Exercise details: Extract the listing in its entirety, keeping each line identical to the original.

Stored data entries
-- Begin --

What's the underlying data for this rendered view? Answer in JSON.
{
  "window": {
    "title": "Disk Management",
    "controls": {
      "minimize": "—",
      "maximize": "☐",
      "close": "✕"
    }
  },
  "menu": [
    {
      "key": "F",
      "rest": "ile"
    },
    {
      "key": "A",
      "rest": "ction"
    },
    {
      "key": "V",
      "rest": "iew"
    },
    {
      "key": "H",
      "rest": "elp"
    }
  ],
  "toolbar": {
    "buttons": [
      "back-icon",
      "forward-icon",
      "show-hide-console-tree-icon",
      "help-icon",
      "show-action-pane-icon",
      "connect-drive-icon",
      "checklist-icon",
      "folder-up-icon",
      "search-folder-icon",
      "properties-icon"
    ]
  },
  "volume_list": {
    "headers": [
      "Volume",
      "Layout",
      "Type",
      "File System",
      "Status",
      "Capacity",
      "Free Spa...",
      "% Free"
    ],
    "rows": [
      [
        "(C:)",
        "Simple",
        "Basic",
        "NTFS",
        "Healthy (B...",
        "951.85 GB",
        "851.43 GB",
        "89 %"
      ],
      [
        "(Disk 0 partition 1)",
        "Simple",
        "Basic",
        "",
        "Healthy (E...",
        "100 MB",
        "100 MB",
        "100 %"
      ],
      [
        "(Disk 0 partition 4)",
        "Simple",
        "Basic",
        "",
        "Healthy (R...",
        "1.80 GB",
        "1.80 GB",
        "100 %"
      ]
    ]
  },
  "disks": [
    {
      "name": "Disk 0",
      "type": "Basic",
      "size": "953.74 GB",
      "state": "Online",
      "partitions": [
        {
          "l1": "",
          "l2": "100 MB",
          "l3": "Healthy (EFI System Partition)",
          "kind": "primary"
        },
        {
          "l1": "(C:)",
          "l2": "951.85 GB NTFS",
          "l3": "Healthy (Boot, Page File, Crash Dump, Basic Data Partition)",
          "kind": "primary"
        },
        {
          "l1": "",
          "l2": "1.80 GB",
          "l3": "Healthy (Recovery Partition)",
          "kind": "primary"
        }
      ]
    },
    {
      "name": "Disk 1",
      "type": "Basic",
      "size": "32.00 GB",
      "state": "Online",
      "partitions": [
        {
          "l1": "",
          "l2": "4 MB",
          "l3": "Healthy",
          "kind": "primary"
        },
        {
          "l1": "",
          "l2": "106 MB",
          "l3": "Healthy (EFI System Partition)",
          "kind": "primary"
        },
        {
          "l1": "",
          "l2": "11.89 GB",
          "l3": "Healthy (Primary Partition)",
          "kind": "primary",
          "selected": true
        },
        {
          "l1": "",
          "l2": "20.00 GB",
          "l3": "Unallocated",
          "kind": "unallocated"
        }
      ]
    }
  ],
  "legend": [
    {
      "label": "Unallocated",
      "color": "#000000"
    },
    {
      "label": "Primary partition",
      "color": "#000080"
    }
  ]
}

-- End --

Response to the task:
What's the underlying data for this rendered view? Answer in JSON.
{
  "window": {
    "title": "Disk Management",
    "controls": {
      "minimize": "—",
      "maximize": "☐",
      "close": "✕"
    }
  },
  "menu": [
    {
      "key": "F",
      "rest": "ile"
    },
    {
      "key": "A",
      "rest": "ction"
    },
    {
      "key": "V",
      "rest": "iew"
    },
    {
      "key": "H",
      "rest": "elp"
    }
  ],
  "toolbar": {
    "buttons": [
      "back-icon",
      "forward-icon",
      "show-hide-console-tree-icon",
      "help-icon",
      "show-action-pane-icon",
      "connect-drive-icon",
      "checklist-icon",
      "folder-up-icon",
      "search-folder-icon",
      "properties-icon"
    ]
  },
  "volume_list": {
    "headers": [
      "Volume",
      "Layout",
      "Type",
      "File System",
      "Status",
      "Capacity",
      "Free Spa...",
      "% Free"
    ],
    "rows": [
      [
        "(C:)",
        "Simple",
        "Basic",
        "NTFS",
        "Healthy (B...",
        "951.85 GB",
        "851.43 GB",
        "89 %"
      ],
      [
        "(Disk 0 partition 1)",
        "Simple",
        "Basic",
        "",
        "Healthy (E...",
        "100 MB",
        "100 MB",
        "100 %"
      ],
      [
        "(Disk 0 partition 4)",
        "Simple",
        "Basic",
        "",
        "Healthy (R...",
        "1.80 GB",
        "1.80 GB",
        "100 %"
      ]
    ]
  },
  "disks": [
    {
      "name": "Disk 0",
      "type": "Basic",
      "size": "953.74 GB",
      "state": "Online",
      "partitions": [
        {
          "l1": "",
          "l2": "100 MB",
          "l3": "Healthy (EFI System Partition)",
          "kind": "primary"
        },
        {
          "l1": "(C:)",
          "l2": "951.85 GB NTFS",
          "l3": "Healthy (Boot, Page File, Crash Dump, Basic Data Partition)",
          "kind": "primary"
        },
        {
          "l1": "",
          "l2": "1.80 GB",
          "l3": "Healthy (Recovery Partition)",
          "kind": "primary"
        }
      ]
    },
    {
      "name": "Disk 1",
      "type": "Basic",
      "size": "32.00 GB",
      "state": "Online",
      "partitions": [
        {
          "l1": "",
          "l2": "4 MB",
          "l3": "Healthy",
          "kind": "primary"
        },
        {
          "l1": "",
          "l2": "106 MB",
          "l3": "Healthy (EFI System Partition)",
          "kind": "primary"
        },
        {
          "l1": "",
          "l2": "11.89 GB",
          "l3": "Healthy (Primary Partition)",
          "kind": "primary",
          "selected": true
        },
        {
          "l1": "",
          "l2": "20.00 GB",
          "l3": "Unallocated",
          "kind": "unallocated"
        }
      ]
    }
  ],
  "legend": [
    {
      "label": "Unallocated",
      "color": "#000000"
    },
    {
      "label": "Primary partition",
      "color": "#000080"
    }
  ]
}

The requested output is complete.